AIM OF THE TASK: Exactly as shown below, retype every line of the data.

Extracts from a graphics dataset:
*** Block opens ***
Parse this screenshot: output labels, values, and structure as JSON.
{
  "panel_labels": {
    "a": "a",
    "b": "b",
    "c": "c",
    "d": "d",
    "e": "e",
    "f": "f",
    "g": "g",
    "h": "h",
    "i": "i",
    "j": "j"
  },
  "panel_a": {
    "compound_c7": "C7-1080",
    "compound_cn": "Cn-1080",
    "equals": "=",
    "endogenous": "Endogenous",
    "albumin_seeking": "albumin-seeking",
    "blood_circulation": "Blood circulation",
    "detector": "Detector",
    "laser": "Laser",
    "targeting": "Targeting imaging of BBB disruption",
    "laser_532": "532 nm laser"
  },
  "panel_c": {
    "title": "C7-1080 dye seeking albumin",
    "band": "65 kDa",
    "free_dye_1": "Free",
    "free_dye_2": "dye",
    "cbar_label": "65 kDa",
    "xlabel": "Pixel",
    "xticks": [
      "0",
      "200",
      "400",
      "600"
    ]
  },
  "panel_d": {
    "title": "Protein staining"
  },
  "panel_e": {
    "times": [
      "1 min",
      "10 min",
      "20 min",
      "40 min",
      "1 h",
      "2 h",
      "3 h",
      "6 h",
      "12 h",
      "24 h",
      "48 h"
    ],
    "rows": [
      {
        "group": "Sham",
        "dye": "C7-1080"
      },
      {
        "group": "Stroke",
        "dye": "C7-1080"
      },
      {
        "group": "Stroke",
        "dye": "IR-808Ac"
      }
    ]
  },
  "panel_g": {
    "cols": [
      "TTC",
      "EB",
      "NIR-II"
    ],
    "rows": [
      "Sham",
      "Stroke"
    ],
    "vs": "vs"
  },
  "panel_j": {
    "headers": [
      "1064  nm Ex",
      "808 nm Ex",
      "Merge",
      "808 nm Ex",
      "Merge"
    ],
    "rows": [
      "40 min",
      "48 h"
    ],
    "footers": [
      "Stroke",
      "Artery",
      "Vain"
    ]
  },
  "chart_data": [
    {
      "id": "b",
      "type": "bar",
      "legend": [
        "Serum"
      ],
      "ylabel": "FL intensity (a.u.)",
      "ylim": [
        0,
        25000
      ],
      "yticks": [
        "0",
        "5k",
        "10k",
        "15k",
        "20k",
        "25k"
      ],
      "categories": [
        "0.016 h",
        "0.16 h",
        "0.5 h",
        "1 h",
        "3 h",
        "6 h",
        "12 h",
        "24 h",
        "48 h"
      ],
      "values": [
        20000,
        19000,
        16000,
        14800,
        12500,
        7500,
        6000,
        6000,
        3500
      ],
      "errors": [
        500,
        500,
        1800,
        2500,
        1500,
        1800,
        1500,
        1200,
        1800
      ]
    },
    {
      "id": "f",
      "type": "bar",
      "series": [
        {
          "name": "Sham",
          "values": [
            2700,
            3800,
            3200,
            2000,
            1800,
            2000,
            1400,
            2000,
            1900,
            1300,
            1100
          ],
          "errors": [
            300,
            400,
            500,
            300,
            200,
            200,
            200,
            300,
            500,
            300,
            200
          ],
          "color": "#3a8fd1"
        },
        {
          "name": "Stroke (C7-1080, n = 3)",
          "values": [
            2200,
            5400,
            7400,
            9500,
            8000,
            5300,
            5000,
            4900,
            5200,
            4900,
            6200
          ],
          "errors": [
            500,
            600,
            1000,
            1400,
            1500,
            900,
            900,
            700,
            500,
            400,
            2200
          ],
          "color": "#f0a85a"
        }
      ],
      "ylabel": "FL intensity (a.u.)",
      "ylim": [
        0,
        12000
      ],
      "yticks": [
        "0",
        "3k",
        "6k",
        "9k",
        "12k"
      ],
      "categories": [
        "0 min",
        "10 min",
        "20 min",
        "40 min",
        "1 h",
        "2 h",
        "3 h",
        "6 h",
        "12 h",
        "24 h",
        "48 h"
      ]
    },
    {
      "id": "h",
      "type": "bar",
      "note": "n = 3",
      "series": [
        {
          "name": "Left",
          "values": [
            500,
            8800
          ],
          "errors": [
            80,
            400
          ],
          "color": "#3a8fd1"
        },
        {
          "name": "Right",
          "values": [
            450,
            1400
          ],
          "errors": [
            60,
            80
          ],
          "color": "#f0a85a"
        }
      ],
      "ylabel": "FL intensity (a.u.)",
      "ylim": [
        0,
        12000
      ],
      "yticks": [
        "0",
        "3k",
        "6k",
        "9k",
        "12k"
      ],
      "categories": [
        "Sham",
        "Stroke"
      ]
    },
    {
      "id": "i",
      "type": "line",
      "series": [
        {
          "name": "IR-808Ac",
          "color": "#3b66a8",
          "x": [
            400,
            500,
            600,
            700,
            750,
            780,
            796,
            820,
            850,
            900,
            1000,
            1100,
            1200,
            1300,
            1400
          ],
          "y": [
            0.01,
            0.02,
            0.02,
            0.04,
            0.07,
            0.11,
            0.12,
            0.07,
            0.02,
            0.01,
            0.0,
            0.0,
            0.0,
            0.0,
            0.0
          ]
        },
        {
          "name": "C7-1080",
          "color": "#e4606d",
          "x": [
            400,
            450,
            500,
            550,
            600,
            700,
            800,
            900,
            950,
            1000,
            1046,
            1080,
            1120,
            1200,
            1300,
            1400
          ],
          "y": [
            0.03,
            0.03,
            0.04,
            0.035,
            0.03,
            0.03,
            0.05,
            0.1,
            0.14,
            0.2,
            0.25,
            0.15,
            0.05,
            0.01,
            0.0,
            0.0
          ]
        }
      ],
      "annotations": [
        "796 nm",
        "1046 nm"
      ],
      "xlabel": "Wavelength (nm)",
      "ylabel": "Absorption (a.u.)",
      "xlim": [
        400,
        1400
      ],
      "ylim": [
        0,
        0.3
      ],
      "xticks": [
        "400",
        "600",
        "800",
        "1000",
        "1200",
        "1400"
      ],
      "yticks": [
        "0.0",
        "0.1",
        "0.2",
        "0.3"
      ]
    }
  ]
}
*** Block closes ***
SOLVED PROBLEM:
Parse this screenshot: output labels, values, and structure as JSON.
{
  "panel_labels": {
    "a": "a",
    "b": "b",
    "c": "c",
    "d": "d",
    "e": "e",
    "f": "f",
    "g": "g",
    "h": "h",
    "i": "i",
    "j": "j"
  },
  "panel_a": {
    "compound_c7": "C7-1080",
    "compound_cn": "Cn-1080",
    "equals": "=",
    "endogenous": "Endogenous",
    "albumin_seeking": "albumin-seeking",
    "blood_circulation": "Blood circulation",
    "detector": "Detector",
    "laser": "Laser",
    "targeting": "Targeting imaging of BBB disruption",
    "laser_532": "532 nm laser"
  },
  "panel_c": {
    "title": "C7-1080 dye seeking albumin",
    "band": "65 kDa",
    "free_dye_1": "Free",
    "free_dye_2": "dye",
    "cbar_label": "65 kDa",
    "xlabel": "Pixel",
    "xticks": [
      "0",
      "200",
      "400",
      "600"
    ]
  },
  "panel_d": {
    "title": "Protein staining"
  },
  "panel_e": {
    "times": [
      "1 min",
      "10 min",
      "20 min",
      "40 min",
      "1 h",
      "2 h",
      "3 h",
      "6 h",
      "12 h",
      "24 h",
      "48 h"
    ],
    "rows": [
      {
        "group": "Sham",
        "dye": "C7-1080"
      },
      {
        "group": "Stroke",
        "dye": "C7-1080"
      },
      {
        "group": "Stroke",
        "dye": "IR-808Ac"
      }
    ]
  },
  "panel_g": {
    "cols": [
      "TTC",
      "EB",
      "NIR-II"
    ],
    "rows": [
      "Sham",
      "Stroke"
    ],
    "vs": "vs"
  },
  "panel_j": {
    "headers": [
      "1064  nm Ex",
      "808 nm Ex",
      "Merge",
      "808 nm Ex",
      "Merge"
    ],
    "rows": [
      "40 min",
      "48 h"
    ],
    "footers": [
      "Stroke",
      "Artery",
      "Vain"
    ]
  },
  "chart_data": [
    {
      "id": "b",
      "type": "bar",
      "legend": [
        "Serum"
      ],
      "ylabel": "FL intensity (a.u.)",
      "ylim": [
        0,
        25000
      ],
      "yticks": [
        "0",
        "5k",
        "10k",
        "15k",
        "20k",
        "25k"
      ],
      "categories": [
        "0.016 h",
        "0.16 h",
        "0.5 h",
        "1 h",
        "3 h",
        "6 h",
        "12 h",
        "24 h",
        "48 h"
      ],
      "values": [
        20000,
        19000,
        16000,
        14800,
        12500,
        7500,
        6000,
        6000,
        3500
      ],
      "errors": [
        500,
        500,
        1800,
        2500,
        1500,
        1800,
        1500,
        1200,
        1800
      ]
    },
    {
      "id": "f",
      "type": "bar",
      "series": [
        {
          "name": "Sham",
          "values": [
            2700,
            3800,
            3200,
            2000,
            1800,
            2000,
            1400,
            2000,
            1900,
            1300,
            1100
          ],
          "errors": [
            300,
            400,
            500,
            300,
            200,
            200,
            200,
            300,
            500,
            300,
            200
          ],
          "color": "#3a8fd1"
        },
        {
          "name": "Stroke (C7-1080, n = 3)",
          "values": [
            2200,
            5400,
            7400,
            9500,
            8000,
            5300,
            5000,
            4900,
            5200,
            4900,
            6200
          ],
          "errors": [
            500,
            600,
            1000,
            1400,
            1500,
            900,
            900,
            700,
            500,
            400,
            2200
          ],
          "color": "#f0a85a"
        }
      ],
      "ylabel": "FL intensity (a.u.)",
      "ylim": [
        0,
        12000
      ],
      "yticks": [
        "0",
        "3k",
        "6k",
        "9k",
        "12k"
      ],
      "categories": [
        "0 min",
        "10 min",
        "20 min",
        "40 min",
        "1 h",
        "2 h",
        "3 h",
        "6 h",
        "12 h",
        "24 h",
        "48 h"
      ]
    },
    {
      "id": "h",
      "type": "bar",
      "note": "n = 3",
      "series": [
        {
          "name": "Left",
          "values": [
            500,
            8800
          ],
          "errors": [
            80,
            400
          ],
          "color": "#3a8fd1"
        },
        {
          "name": "Right",
          "values": [
            450,
            1400
          ],
          "errors": [
            60,
            80
          ],
          "color": "#f0a85a"
        }
      ],
      "ylabel": "FL intensity (a.u.)",
      "ylim": [
        0,
        12000
      ],
      "yticks": [
        "0",
        "3k",
        "6k",
        "9k",
        "12k"
      ],
      "categories": [
        "Sham",
        "Stroke"
      ]
    },
    {
      "id": "i",
      "type": "line",
      "series": [
        {
          "name": "IR-808Ac",
          "color": "#3b66a8",
          "x": [
            400,
            500,
            600,
            700,
            750,
            780,
            796,
            820,
            850,
            900,
            1000,
            1100,
            1200,
            1300,
            1400
          ],
          "y": [
            0.01,
            0.02,
            0.02,
            0.04,
            0.07,
            0.11,
            0.12,
            0.07,
            0.02,
            0.01,
            0.0,
            0.0,
            0.0,
            0.0,
            0.0
          ]
        },
        {
          "name": "C7-1080",
          "color": "#e4606d",
          "x": [
            400,
            450,
            500,
            550,
            600,
            700,
            800,
            900,
            950,
            1000,
            1046,
            1080,
            1120,
            1200,
            1300,
            1400
          ],
          "y": [
            0.03,
            0.03,
            0.04,
            0.035,
            0.03,
            0.03,
            0.05,
            0.1,
            0.14,
            0.2,
            0.25,
            0.15,
            0.05,
            0.01,
            0.0,
            0.0
          ]
        }
      ],
      "annotations": [
        "796 nm",
        "1046 nm"
      ],
      "xlabel": "Wavelength (nm)",
      "ylabel": "Absorption (a.u.)",
      "xlim": [
        400,
        1400
      ],
      "ylim": [
        0,
        0.3
      ],
      "xticks": [
        "400",
        "600",
        "800",
        "1000",
        "1200",
        "1400"
      ],
      "yticks": [
        "0.0",
        "0.1",
        "0.2",
        "0.3"
      ]
    }
  ]
}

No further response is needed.